[Records]
+---+
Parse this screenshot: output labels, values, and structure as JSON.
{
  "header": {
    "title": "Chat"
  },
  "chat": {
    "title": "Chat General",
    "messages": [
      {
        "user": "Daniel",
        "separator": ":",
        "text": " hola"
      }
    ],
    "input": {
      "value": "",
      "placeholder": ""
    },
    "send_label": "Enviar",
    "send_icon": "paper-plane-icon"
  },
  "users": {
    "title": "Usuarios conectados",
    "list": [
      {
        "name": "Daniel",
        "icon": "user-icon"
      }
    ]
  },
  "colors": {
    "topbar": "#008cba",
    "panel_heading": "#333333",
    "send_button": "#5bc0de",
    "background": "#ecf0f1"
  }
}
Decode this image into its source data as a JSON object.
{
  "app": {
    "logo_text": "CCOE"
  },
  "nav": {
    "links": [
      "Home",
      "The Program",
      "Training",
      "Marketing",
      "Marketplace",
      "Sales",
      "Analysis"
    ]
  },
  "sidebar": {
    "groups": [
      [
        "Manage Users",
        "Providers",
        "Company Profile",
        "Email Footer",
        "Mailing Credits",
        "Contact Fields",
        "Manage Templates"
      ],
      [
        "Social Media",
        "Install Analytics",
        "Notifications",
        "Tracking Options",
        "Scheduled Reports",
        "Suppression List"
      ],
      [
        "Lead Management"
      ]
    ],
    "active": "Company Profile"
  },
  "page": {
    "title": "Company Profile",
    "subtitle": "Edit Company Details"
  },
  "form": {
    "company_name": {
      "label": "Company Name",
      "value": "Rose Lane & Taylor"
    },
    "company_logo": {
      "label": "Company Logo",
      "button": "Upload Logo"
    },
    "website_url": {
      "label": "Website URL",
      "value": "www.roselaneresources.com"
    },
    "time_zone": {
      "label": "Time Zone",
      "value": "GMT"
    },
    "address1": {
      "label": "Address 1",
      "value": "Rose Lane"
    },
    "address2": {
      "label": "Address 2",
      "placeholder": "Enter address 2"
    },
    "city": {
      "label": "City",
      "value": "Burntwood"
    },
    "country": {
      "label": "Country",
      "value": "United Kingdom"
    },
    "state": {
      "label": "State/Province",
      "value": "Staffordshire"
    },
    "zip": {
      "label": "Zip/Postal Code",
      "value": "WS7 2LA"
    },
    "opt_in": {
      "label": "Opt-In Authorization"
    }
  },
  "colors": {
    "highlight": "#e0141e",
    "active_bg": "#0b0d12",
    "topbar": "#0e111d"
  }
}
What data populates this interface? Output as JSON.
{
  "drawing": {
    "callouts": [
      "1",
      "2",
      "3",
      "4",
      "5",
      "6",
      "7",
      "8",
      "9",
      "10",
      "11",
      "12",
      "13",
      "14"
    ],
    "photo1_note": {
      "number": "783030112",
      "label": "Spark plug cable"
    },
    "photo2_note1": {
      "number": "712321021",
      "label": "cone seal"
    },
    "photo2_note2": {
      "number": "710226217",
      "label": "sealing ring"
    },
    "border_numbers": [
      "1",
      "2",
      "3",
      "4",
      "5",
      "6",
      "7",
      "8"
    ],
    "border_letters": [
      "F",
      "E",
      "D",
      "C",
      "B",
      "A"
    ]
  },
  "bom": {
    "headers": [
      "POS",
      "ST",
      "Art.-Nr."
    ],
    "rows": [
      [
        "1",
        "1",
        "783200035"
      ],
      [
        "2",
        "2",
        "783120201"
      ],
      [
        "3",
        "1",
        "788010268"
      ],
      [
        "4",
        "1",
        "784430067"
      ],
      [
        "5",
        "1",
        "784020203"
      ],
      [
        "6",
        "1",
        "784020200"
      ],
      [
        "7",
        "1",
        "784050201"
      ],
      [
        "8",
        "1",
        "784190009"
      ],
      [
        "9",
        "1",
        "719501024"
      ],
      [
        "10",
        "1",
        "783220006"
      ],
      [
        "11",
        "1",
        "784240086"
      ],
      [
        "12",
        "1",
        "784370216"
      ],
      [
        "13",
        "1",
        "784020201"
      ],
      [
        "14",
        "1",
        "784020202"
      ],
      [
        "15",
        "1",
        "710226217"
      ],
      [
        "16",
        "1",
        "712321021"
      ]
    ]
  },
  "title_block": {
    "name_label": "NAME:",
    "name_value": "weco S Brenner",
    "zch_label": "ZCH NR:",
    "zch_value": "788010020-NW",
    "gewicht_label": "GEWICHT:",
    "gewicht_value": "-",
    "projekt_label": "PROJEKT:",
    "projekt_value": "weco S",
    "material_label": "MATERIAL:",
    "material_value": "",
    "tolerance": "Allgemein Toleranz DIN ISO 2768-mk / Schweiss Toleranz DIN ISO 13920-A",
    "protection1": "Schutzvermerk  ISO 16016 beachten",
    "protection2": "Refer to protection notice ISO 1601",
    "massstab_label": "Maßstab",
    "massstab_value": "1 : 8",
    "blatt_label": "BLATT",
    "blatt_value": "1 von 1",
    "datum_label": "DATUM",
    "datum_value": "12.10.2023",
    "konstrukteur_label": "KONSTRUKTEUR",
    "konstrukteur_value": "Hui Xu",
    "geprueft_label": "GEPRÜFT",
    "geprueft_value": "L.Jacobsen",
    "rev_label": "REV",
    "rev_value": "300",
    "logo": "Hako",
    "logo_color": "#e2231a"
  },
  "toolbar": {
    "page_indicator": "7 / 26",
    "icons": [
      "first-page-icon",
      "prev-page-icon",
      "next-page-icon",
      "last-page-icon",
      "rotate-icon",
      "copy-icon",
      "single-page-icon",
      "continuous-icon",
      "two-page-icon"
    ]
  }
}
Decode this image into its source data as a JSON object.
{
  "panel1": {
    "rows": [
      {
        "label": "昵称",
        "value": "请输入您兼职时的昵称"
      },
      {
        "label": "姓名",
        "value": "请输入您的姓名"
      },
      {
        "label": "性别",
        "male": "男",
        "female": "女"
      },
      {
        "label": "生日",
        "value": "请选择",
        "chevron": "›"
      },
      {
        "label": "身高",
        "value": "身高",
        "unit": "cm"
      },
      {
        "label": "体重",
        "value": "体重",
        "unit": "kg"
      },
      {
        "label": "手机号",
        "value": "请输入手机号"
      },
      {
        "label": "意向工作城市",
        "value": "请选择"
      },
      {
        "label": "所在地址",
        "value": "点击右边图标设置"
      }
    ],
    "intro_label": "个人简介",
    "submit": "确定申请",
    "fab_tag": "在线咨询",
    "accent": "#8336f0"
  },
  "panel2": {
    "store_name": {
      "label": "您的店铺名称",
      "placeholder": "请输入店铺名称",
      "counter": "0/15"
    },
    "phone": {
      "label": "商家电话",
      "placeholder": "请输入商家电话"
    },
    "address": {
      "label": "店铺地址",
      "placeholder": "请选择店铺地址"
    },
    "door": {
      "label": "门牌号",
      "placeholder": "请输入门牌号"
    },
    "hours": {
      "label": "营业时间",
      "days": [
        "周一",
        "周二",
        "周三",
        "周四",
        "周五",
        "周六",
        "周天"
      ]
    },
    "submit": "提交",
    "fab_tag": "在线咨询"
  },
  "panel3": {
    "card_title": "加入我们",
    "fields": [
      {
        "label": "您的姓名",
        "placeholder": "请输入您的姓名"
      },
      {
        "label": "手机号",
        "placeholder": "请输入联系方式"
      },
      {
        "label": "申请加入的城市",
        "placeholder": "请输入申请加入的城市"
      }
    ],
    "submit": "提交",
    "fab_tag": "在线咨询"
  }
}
+---+
* [Written request] Make an exact copy of every entry.

* [Full solution]
Parse this screenshot: output labels, values, and structure as JSON.
{
  "header": {
    "title": "Chat"
  },
  "chat": {
    "title": "Chat General",
    "messages": [
      {
        "user": "Daniel",
        "separator": ":",
        "text": " hola"
      }
    ],
    "input": {
      "value": "",
      "placeholder": ""
    },
    "send_label": "Enviar",
    "send_icon": "paper-plane-icon"
  },
  "users": {
    "title": "Usuarios conectados",
    "list": [
      {
        "name": "Daniel",
        "icon": "user-icon"
      }
    ]
  },
  "colors": {
    "topbar": "#008cba",
    "panel_heading": "#333333",
    "send_button": "#5bc0de",
    "background": "#ecf0f1"
  }
}
Decode this image into its source data as a JSON object.
{
  "app": {
    "logo_text": "CCOE"
  },
  "nav": {
    "links": [
      "Home",
      "The Program",
      "Training",
      "Marketing",
      "Marketplace",
      "Sales",
      "Analysis"
    ]
  },
  "sidebar": {
    "groups": [
      [
        "Manage Users",
        "Providers",
        "Company Profile",
        "Email Footer",
        "Mailing Credits",
        "Contact Fields",
        "Manage Templates"
      ],
      [
        "Social Media",
        "Install Analytics",
        "Notifications",
        "Tracking Options",
        "Scheduled Reports",
        "Suppression List"
      ],
      [
        "Lead Management"
      ]
    ],
    "active": "Company Profile"
  },
  "page": {
    "title": "Company Profile",
    "subtitle": "Edit Company Details"
  },
  "form": {
    "company_name": {
      "label": "Company Name",
      "value": "Rose Lane & Taylor"
    },
    "company_logo": {
      "label": "Company Logo",
      "button": "Upload Logo"
    },
    "website_url": {
      "label": "Website URL",
      "value": "www.roselaneresources.com"
    },
    "time_zone": {
      "label": "Time Zone",
      "value": "GMT"
    },
    "address1": {
      "label": "Address 1",
      "value": "Rose Lane"
    },
    "address2": {
      "label": "Address 2",
      "placeholder": "Enter address 2"
    },
    "city": {
      "label": "City",
      "value": "Burntwood"
    },
    "country": {
      "label": "Country",
      "value": "United Kingdom"
    },
    "state": {
      "label": "State/Province",
      "value": "Staffordshire"
    },
    "zip": {
      "label": "Zip/Postal Code",
      "value": "WS7 2LA"
    },
    "opt_in": {
      "label": "Opt-In Authorization"
    }
  },
  "colors": {
    "highlight": "#e0141e",
    "active_bg": "#0b0d12",
    "topbar": "#0e111d"
  }
}
What data populates this interface? Output as JSON.
{
  "drawing": {
    "callouts": [
      "1",
      "2",
      "3",
      "4",
      "5",
      "6",
      "7",
      "8",
      "9",
      "10",
      "11",
      "12",
      "13",
      "14"
    ],
    "photo1_note": {
      "number": "783030112",
      "label": "Spark plug cable"
    },
    "photo2_note1": {
      "number": "712321021",
      "label": "cone seal"
    },
    "photo2_note2": {
      "number": "710226217",
      "label": "sealing ring"
    },
    "border_numbers": [
      "1",
      "2",
      "3",
      "4",
      "5",
      "6",
      "7",
      "8"
    ],
    "border_letters": [
      "F",
      "E",
      "D",
      "C",
      "B",
      "A"
    ]
  },
  "bom": {
    "headers": [
      "POS",
      "ST",
      "Art.-Nr."
    ],
    "rows": [
      [
        "1",
        "1",
        "783200035"
      ],
      [
        "2",
        "2",
        "783120201"
      ],
      [
        "3",
        "1",
        "788010268"
      ],
      [
        "4",
        "1",
        "784430067"
      ],
      [
        "5",
        "1",
        "784020203"
      ],
      [
        "6",
        "1",
        "784020200"
      ],
      [
        "7",
        "1",
        "784050201"
      ],
      [
        "8",
        "1",
        "784190009"
      ],
      [
        "9",
        "1",
        "719501024"
      ],
      [
        "10",
        "1",
        "783220006"
      ],
      [
        "11",
        "1",
        "784240086"
      ],
      [
        "12",
        "1",
        "784370216"
      ],
      [
        "13",
        "1",
        "784020201"
      ],
      [
        "14",
        "1",
        "784020202"
      ],
      [
        "15",
        "1",
        "710226217"
      ],
      [
        "16",
        "1",
        "712321021"
      ]
    ]
  },
  "title_block": {
    "name_label": "NAME:",
    "name_value": "weco S Brenner",
    "zch_label": "ZCH NR:",
    "zch_value": "788010020-NW",
    "gewicht_label": "GEWICHT:",
    "gewicht_value": "-",
    "projekt_label": "PROJEKT:",
    "projekt_value": "weco S",
    "material_label": "MATERIAL:",
    "material_value": "",
    "tolerance": "Allgemein Toleranz DIN ISO 2768-mk / Schweiss Toleranz DIN ISO 13920-A",
    "protection1": "Schutzvermerk  ISO 16016 beachten",
    "protection2": "Refer to protection notice ISO 1601",
    "massstab_label": "Maßstab",
    "massstab_value": "1 : 8",
    "blatt_label": "BLATT",
    "blatt_value": "1 von 1",
    "datum_label": "DATUM",
    "datum_value": "12.10.2023",
    "konstrukteur_label": "KONSTRUKTEUR",
    "konstrukteur_value": "Hui Xu",
    "geprueft_label": "GEPRÜFT",
    "geprueft_value": "L.Jacobsen",
    "rev_label": "REV",
    "rev_value": "300",
    "logo": "Hako",
    "logo_color": "#e2231a"
  },
  "toolbar": {
    "page_indicator": "7 / 26",
    "icons": [
      "first-page-icon",
      "prev-page-icon",
      "next-page-icon",
      "last-page-icon",
      "rotate-icon",
      "copy-icon",
      "single-page-icon",
      "continuous-icon",
      "two-page-icon"
    ]
  }
}
Decode this image into its source data as a JSON object.
{
  "panel1": {
    "rows": [
      {
        "label": "昵称",
        "value": "请输入您兼职时的昵称"
      },
      {
        "label": "姓名",
        "value": "请输入您的姓名"
      },
      {
        "label": "性别",
        "male": "男",
        "female": "女"
      },
      {
        "label": "生日",
        "value": "请选择",
        "chevron": "›"
      },
      {
        "label": "身高",
        "value": "身高",
        "unit": "cm"
      },
      {
        "label": "体重",
        "value": "体重",
        "unit": "kg"
      },
      {
        "label": "手机号",
        "value": "请输入手机号"
      },
      {
        "label": "意向工作城市",
        "value": "请选择"
      },
      {
        "label": "所在地址",
        "value": "点击右边图标设置"
      }
    ],
    "intro_label": "个人简介",
    "submit": "确定申请",
    "fab_tag": "在线咨询",
    "accent": "#8336f0"
  },
  "panel2": {
    "store_name": {
      "label": "您的店铺名称",
      "placeholder": "请输入店铺名称",
      "counter": "0/15"
    },
    "phone": {
      "label": "商家电话",
      "placeholder": "请输入商家电话"
    },
    "address": {
      "label": "店铺地址",
      "placeholder": "请选择店铺地址"
    },
    "door": {
      "label": "门牌号",
      "placeholder": "请输入门牌号"
    },
    "hours": {
      "label": "营业时间",
      "days": [
        "周一",
        "周二",
        "周三",
        "周四",
        "周五",
        "周六",
        "周天"
      ]
    },
    "submit": "提交",
    "fab_tag": "在线咨询"
  },
  "panel3": {
    "card_title": "加入我们",
    "fields": [
      {
        "label": "您的姓名",
        "placeholder": "请输入您的姓名"
      },
      {
        "label": "手机号",
        "placeholder": "请输入联系方式"
      },
      {
        "label": "申请加入的城市",
        "placeholder": "请输入申请加入的城市"
      }
    ],
    "submit": "提交",
    "fab_tag": "在线咨询"
  }
}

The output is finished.